**What you should do**
Please print every one of the lines below, word for word and character for character, with nothing changed.

A run of records
+++
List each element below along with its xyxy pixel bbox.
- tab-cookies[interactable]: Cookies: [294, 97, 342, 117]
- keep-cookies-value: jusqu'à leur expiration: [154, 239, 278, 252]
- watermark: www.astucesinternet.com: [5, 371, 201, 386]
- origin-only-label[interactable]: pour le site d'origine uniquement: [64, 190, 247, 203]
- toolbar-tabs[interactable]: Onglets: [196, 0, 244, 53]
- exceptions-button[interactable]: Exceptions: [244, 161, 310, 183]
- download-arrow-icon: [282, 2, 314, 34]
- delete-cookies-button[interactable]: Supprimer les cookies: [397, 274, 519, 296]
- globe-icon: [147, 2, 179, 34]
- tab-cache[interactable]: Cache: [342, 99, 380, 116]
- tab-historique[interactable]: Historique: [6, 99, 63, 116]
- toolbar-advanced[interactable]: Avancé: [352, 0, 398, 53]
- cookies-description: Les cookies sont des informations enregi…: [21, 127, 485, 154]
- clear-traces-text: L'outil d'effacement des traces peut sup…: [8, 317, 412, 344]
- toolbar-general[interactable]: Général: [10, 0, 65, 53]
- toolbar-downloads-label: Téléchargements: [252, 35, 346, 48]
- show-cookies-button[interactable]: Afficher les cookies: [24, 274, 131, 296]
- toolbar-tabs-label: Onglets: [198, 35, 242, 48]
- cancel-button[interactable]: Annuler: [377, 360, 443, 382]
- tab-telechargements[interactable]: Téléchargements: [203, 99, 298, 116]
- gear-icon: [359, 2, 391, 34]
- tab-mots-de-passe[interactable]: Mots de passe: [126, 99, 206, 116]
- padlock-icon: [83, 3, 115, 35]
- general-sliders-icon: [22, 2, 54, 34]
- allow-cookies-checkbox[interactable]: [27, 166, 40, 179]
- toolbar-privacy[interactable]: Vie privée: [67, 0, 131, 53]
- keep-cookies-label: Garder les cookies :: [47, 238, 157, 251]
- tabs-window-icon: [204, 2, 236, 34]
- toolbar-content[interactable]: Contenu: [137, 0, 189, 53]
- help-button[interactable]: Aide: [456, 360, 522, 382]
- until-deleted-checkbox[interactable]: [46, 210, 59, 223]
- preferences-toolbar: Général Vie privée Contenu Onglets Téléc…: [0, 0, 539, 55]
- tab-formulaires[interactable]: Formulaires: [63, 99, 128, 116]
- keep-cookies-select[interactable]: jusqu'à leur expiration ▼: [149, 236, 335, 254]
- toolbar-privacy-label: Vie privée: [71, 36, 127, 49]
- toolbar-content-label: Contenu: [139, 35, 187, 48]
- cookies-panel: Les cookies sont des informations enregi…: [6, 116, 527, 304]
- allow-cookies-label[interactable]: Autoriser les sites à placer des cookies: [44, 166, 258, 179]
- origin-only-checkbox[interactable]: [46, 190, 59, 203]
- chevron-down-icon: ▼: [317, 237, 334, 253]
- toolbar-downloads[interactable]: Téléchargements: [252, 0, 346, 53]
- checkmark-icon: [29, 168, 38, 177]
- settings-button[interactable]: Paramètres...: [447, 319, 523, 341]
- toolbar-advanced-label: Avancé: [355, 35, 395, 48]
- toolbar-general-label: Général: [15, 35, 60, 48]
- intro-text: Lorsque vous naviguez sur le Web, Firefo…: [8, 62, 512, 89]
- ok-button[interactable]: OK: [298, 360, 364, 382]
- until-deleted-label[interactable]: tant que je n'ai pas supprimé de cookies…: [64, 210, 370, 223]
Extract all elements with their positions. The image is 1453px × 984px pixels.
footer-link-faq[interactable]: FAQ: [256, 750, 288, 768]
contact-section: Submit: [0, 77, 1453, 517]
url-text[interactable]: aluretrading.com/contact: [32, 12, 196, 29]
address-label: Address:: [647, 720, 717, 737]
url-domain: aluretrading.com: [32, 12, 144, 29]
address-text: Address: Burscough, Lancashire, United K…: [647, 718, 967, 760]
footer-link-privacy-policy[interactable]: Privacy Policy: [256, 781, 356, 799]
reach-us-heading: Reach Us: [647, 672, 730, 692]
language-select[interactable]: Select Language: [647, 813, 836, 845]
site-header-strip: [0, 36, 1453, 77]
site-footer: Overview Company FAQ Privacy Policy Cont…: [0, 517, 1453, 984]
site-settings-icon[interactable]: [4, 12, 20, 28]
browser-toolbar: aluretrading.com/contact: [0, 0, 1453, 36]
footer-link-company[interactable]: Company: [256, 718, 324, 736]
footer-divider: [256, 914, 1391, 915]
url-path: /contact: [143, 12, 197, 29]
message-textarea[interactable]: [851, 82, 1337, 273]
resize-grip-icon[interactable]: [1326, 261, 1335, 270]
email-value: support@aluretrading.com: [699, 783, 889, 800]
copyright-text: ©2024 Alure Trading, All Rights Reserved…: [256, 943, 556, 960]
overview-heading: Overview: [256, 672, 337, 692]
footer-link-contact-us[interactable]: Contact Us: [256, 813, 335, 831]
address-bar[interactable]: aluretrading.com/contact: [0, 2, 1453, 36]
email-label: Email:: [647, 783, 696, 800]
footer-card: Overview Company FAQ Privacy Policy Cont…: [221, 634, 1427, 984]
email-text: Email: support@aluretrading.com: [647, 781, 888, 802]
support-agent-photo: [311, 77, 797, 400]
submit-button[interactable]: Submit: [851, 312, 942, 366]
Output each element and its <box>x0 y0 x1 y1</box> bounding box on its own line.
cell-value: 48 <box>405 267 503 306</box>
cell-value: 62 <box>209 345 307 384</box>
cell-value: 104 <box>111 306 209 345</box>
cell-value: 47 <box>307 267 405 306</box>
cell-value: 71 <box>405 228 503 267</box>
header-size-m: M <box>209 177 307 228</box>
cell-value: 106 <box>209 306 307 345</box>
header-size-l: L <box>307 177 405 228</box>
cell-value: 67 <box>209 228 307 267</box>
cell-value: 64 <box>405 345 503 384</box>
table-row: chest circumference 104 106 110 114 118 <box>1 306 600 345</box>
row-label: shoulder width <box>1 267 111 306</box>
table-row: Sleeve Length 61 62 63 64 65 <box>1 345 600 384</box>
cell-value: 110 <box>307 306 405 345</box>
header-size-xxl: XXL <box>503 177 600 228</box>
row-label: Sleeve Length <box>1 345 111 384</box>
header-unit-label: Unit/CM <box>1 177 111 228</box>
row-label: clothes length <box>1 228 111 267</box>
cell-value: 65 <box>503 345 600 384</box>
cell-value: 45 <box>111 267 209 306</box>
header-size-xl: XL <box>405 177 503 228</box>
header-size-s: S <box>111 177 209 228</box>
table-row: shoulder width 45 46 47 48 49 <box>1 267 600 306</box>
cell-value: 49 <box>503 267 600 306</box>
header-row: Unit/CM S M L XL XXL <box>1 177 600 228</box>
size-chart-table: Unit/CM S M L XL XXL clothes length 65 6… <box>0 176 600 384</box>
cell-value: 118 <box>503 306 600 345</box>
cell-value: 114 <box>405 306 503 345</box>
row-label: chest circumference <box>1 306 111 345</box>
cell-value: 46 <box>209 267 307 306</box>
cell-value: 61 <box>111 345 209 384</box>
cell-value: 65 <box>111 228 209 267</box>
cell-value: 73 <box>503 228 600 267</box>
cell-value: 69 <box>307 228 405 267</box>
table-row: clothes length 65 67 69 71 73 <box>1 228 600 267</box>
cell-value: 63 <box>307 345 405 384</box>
+++
**Reply**
List each element below along with its xyxy pixel bbox.
- tab-cookies[interactable]: Cookies: [294, 97, 342, 117]
- keep-cookies-value: jusqu'à leur expiration: [154, 239, 278, 252]
- watermark: www.astucesinternet.com: [5, 371, 201, 386]
- origin-only-label[interactable]: pour le site d'origine uniquement: [64, 190, 247, 203]
- toolbar-tabs[interactable]: Onglets: [196, 0, 244, 53]
- exceptions-button[interactable]: Exceptions: [244, 161, 310, 183]
- download-arrow-icon: [282, 2, 314, 34]
- delete-cookies-button[interactable]: Supprimer les cookies: [397, 274, 519, 296]
- globe-icon: [147, 2, 179, 34]
- tab-cache[interactable]: Cache: [342, 99, 380, 116]
- tab-historique[interactable]: Historique: [6, 99, 63, 116]
- toolbar-advanced[interactable]: Avancé: [352, 0, 398, 53]
- cookies-description: Les cookies sont des informations enregi…: [21, 127, 485, 154]
- clear-traces-text: L'outil d'effacement des traces peut sup…: [8, 317, 412, 344]
- toolbar-general[interactable]: Général: [10, 0, 65, 53]
- toolbar-downloads-label: Téléchargements: [252, 35, 346, 48]
- show-cookies-button[interactable]: Afficher les cookies: [24, 274, 131, 296]
- toolbar-tabs-label: Onglets: [198, 35, 242, 48]
- cancel-button[interactable]: Annuler: [377, 360, 443, 382]
- tab-telechargements[interactable]: Téléchargements: [203, 99, 298, 116]
- gear-icon: [359, 2, 391, 34]
- tab-mots-de-passe[interactable]: Mots de passe: [126, 99, 206, 116]
- padlock-icon: [83, 3, 115, 35]
- general-sliders-icon: [22, 2, 54, 34]
- allow-cookies-checkbox[interactable]: [27, 166, 40, 179]
- toolbar-privacy[interactable]: Vie privée: [67, 0, 131, 53]
- keep-cookies-label: Garder les cookies :: [47, 238, 157, 251]
- tabs-window-icon: [204, 2, 236, 34]
- toolbar-content[interactable]: Contenu: [137, 0, 189, 53]
- help-button[interactable]: Aide: [456, 360, 522, 382]
- until-deleted-checkbox[interactable]: [46, 210, 59, 223]
- preferences-toolbar: Général Vie privée Contenu Onglets Téléc…: [0, 0, 539, 55]
- tab-formulaires[interactable]: Formulaires: [63, 99, 128, 116]
- keep-cookies-select[interactable]: jusqu'à leur expiration ▼: [149, 236, 335, 254]
- toolbar-privacy-label: Vie privée: [71, 36, 127, 49]
- toolbar-content-label: Contenu: [139, 35, 187, 48]
- cookies-panel: Les cookies sont des informations enregi…: [6, 116, 527, 304]
- allow-cookies-label[interactable]: Autoriser les sites à placer des cookies: [44, 166, 258, 179]
- origin-only-checkbox[interactable]: [46, 190, 59, 203]
- chevron-down-icon: ▼: [317, 237, 334, 253]
- toolbar-downloads[interactable]: Téléchargements: [252, 0, 346, 53]
- checkmark-icon: [29, 168, 38, 177]
- settings-button[interactable]: Paramètres...: [447, 319, 523, 341]
- toolbar-advanced-label: Avancé: [355, 35, 395, 48]
- toolbar-general-label: Général: [15, 35, 60, 48]
- intro-text: Lorsque vous naviguez sur le Web, Firefo…: [8, 62, 512, 89]
- ok-button[interactable]: OK: [298, 360, 364, 382]
- until-deleted-label[interactable]: tant que je n'ai pas supprimé de cookies…: [64, 210, 370, 223]
Extract all elements with their positions. The image is 1453px × 984px pixels.
footer-link-faq[interactable]: FAQ: [256, 750, 288, 768]
contact-section: Submit: [0, 77, 1453, 517]
url-text[interactable]: aluretrading.com/contact: [32, 12, 196, 29]
address-label: Address:: [647, 720, 717, 737]
url-domain: aluretrading.com: [32, 12, 144, 29]
address-text: Address: Burscough, Lancashire, United K…: [647, 718, 967, 760]
footer-link-privacy-policy[interactable]: Privacy Policy: [256, 781, 356, 799]
reach-us-heading: Reach Us: [647, 672, 730, 692]
language-select[interactable]: Select Language: [647, 813, 836, 845]
site-header-strip: [0, 36, 1453, 77]
site-footer: Overview Company FAQ Privacy Policy Cont…: [0, 517, 1453, 984]
site-settings-icon[interactable]: [4, 12, 20, 28]
browser-toolbar: aluretrading.com/contact: [0, 0, 1453, 36]
footer-link-company[interactable]: Company: [256, 718, 324, 736]
footer-divider: [256, 914, 1391, 915]
url-path: /contact: [143, 12, 197, 29]
message-textarea[interactable]: [851, 82, 1337, 273]
resize-grip-icon[interactable]: [1326, 261, 1335, 270]
email-value: support@aluretrading.com: [699, 783, 889, 800]
copyright-text: ©2024 Alure Trading, All Rights Reserved…: [256, 943, 556, 960]
overview-heading: Overview: [256, 672, 337, 692]
footer-link-contact-us[interactable]: Contact Us: [256, 813, 335, 831]
address-bar[interactable]: aluretrading.com/contact: [0, 2, 1453, 36]
email-label: Email:: [647, 783, 696, 800]
footer-card: Overview Company FAQ Privacy Policy Cont…: [221, 634, 1427, 984]
email-text: Email: support@aluretrading.com: [647, 781, 888, 802]
support-agent-photo: [311, 77, 797, 400]
submit-button[interactable]: Submit: [851, 312, 942, 366]
Output each element and its <box>x0 y0 x1 y1</box> bounding box on its own line.
cell-value: 48 <box>405 267 503 306</box>
cell-value: 62 <box>209 345 307 384</box>
cell-value: 104 <box>111 306 209 345</box>
cell-value: 47 <box>307 267 405 306</box>
cell-value: 71 <box>405 228 503 267</box>
header-size-m: M <box>209 177 307 228</box>
cell-value: 106 <box>209 306 307 345</box>
header-size-l: L <box>307 177 405 228</box>
cell-value: 67 <box>209 228 307 267</box>
cell-value: 64 <box>405 345 503 384</box>
table-row: chest circumference 104 106 110 114 118 <box>1 306 600 345</box>
row-label: shoulder width <box>1 267 111 306</box>
table-row: Sleeve Length 61 62 63 64 65 <box>1 345 600 384</box>
cell-value: 110 <box>307 306 405 345</box>
header-size-xxl: XXL <box>503 177 600 228</box>
row-label: Sleeve Length <box>1 345 111 384</box>
header-unit-label: Unit/CM <box>1 177 111 228</box>
row-label: clothes length <box>1 228 111 267</box>
cell-value: 65 <box>503 345 600 384</box>
cell-value: 45 <box>111 267 209 306</box>
header-size-xl: XL <box>405 177 503 228</box>
header-size-s: S <box>111 177 209 228</box>
table-row: shoulder width 45 46 47 48 49 <box>1 267 600 306</box>
cell-value: 49 <box>503 267 600 306</box>
header-row: Unit/CM S M L XL XXL <box>1 177 600 228</box>
size-chart-table: Unit/CM S M L XL XXL clothes length 65 6… <box>0 176 600 384</box>
cell-value: 118 <box>503 306 600 345</box>
cell-value: 114 <box>405 306 503 345</box>
row-label: chest circumference <box>1 306 111 345</box>
cell-value: 46 <box>209 267 307 306</box>
cell-value: 61 <box>111 345 209 384</box>
cell-value: 65 <box>111 228 209 267</box>
cell-value: 73 <box>503 228 600 267</box>
cell-value: 69 <box>307 228 405 267</box>
table-row: clothes length 65 67 69 71 73 <box>1 228 600 267</box>
cell-value: 63 <box>307 345 405 384</box>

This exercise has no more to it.